● Material provided
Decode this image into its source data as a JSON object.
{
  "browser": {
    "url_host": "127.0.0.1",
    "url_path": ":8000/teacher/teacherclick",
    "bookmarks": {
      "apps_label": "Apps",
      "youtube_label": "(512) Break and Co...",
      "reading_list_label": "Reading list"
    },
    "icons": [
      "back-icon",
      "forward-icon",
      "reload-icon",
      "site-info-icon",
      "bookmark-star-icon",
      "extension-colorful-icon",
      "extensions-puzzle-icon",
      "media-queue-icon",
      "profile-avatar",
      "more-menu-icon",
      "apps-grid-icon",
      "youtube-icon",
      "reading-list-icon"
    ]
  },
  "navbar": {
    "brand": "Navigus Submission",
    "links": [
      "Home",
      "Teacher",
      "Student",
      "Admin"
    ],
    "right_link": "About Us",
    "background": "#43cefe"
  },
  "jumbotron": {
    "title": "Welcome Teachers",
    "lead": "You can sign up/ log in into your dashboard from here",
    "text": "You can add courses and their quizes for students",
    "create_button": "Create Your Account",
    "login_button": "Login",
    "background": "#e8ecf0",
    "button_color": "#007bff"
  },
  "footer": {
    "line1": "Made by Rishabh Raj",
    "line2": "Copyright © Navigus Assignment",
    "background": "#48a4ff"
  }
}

● Written exercise
Compute the number of lines above that contain the string "list". Reply with that value only.

● Complete answer
2